■ WHAT TO WORK ON ■
Type out the data exactly as given. Skip any image.

■ STORED RECORDS ■
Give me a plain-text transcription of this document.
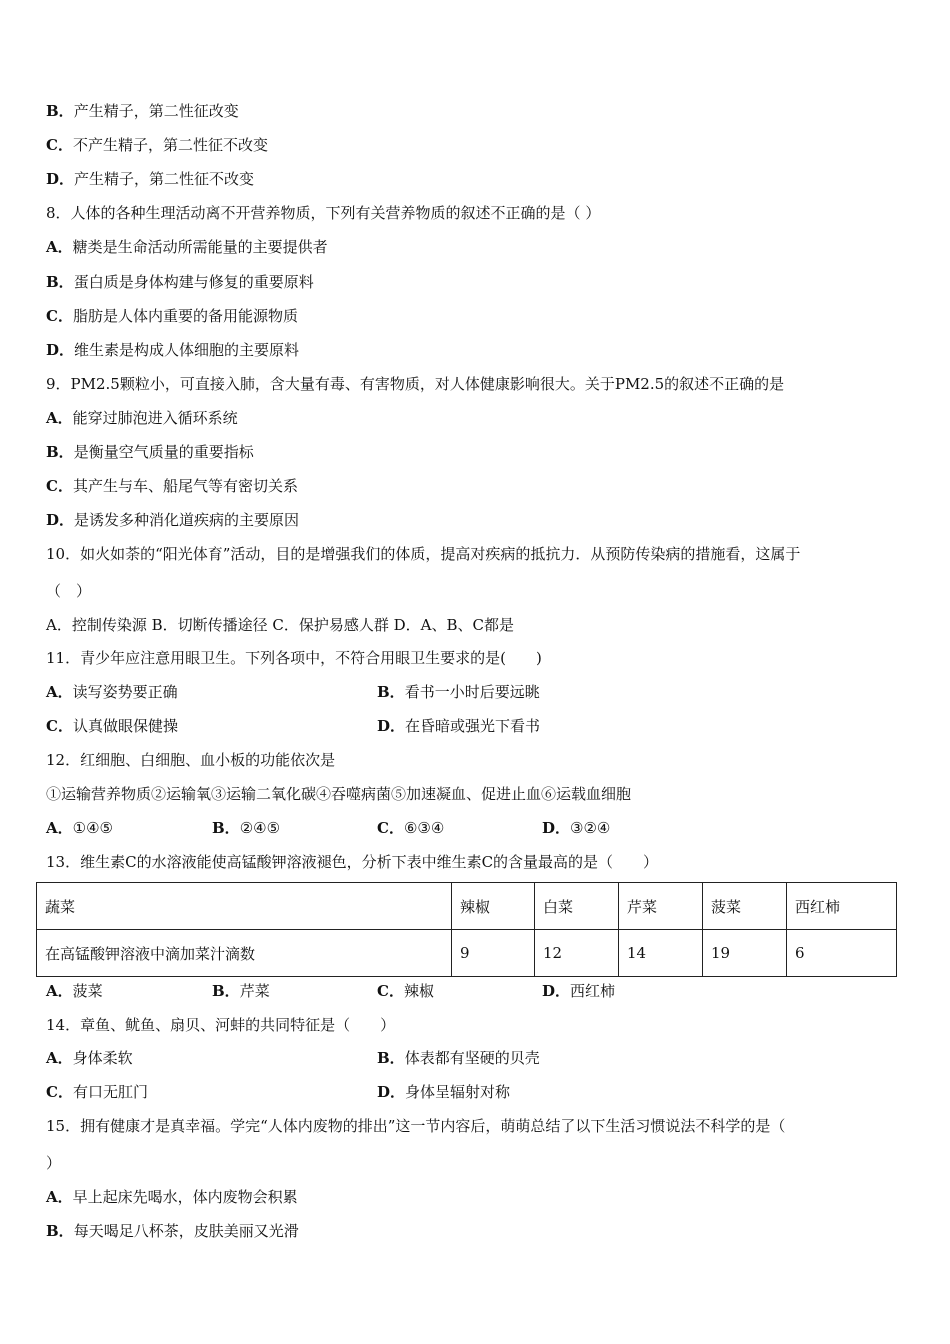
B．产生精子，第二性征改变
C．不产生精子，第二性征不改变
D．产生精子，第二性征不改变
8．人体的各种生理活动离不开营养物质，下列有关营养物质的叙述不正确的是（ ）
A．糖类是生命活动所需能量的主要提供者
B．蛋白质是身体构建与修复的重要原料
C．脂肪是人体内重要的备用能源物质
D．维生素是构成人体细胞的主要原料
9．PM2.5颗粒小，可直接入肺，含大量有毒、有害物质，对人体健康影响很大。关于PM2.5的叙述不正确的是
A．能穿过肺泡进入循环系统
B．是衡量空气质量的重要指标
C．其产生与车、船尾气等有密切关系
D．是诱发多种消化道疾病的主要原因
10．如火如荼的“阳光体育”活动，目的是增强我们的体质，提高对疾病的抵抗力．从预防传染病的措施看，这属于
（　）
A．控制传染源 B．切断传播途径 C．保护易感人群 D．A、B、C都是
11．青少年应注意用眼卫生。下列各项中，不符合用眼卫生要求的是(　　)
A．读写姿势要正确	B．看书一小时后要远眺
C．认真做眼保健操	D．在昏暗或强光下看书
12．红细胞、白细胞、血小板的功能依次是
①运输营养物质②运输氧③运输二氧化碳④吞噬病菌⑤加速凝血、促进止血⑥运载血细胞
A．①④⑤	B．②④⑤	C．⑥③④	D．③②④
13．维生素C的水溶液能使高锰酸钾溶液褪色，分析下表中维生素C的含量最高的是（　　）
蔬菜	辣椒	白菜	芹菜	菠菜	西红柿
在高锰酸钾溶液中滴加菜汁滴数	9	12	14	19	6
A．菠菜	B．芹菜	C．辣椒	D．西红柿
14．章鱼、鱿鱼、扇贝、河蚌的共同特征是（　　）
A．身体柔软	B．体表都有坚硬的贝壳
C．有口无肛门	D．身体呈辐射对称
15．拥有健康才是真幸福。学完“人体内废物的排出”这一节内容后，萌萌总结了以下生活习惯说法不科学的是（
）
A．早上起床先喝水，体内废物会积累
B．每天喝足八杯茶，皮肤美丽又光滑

■ WORKED ANSWER ■
Give me a plain-text transcription of this document.
B．产生精子，第二性征改变
C．不产生精子，第二性征不改变
D．产生精子，第二性征不改变
8．人体的各种生理活动离不开营养物质，下列有关营养物质的叙述不正确的是（ ）
A．糖类是生命活动所需能量的主要提供者
B．蛋白质是身体构建与修复的重要原料
C．脂肪是人体内重要的备用能源物质
D．维生素是构成人体细胞的主要原料
9．PM2.5颗粒小，可直接入肺，含大量有毒、有害物质，对人体健康影响很大。关于PM2.5的叙述不正确的是
A．能穿过肺泡进入循环系统
B．是衡量空气质量的重要指标
C．其产生与车、船尾气等有密切关系
D．是诱发多种消化道疾病的主要原因
10．如火如荼的“阳光体育”活动，目的是增强我们的体质，提高对疾病的抵抗力．从预防传染病的措施看，这属于
（　）
A．控制传染源 B．切断传播途径 C．保护易感人群 D．A、B、C都是
11．青少年应注意用眼卫生。下列各项中，不符合用眼卫生要求的是(　　)
A．读写姿势要正确	B．看书一小时后要远眺
C．认真做眼保健操	D．在昏暗或强光下看书
12．红细胞、白细胞、血小板的功能依次是
①运输营养物质②运输氧③运输二氧化碳④吞噬病菌⑤加速凝血、促进止血⑥运载血细胞
A．①④⑤	B．②④⑤	C．⑥③④	D．③②④
13．维生素C的水溶液能使高锰酸钾溶液褪色，分析下表中维生素C的含量最高的是（　　）
蔬菜	辣椒	白菜	芹菜	菠菜	西红柿
在高锰酸钾溶液中滴加菜汁滴数	9	12	14	19	6
A．菠菜	B．芹菜	C．辣椒	D．西红柿
14．章鱼、鱿鱼、扇贝、河蚌的共同特征是（　　）
A．身体柔软	B．体表都有坚硬的贝壳
C．有口无肛门	D．身体呈辐射对称
15．拥有健康才是真幸福。学完“人体内废物的排出”这一节内容后，萌萌总结了以下生活习惯说法不科学的是（
）
A．早上起床先喝水，体内废物会积累
B．每天喝足八杯茶，皮肤美丽又光滑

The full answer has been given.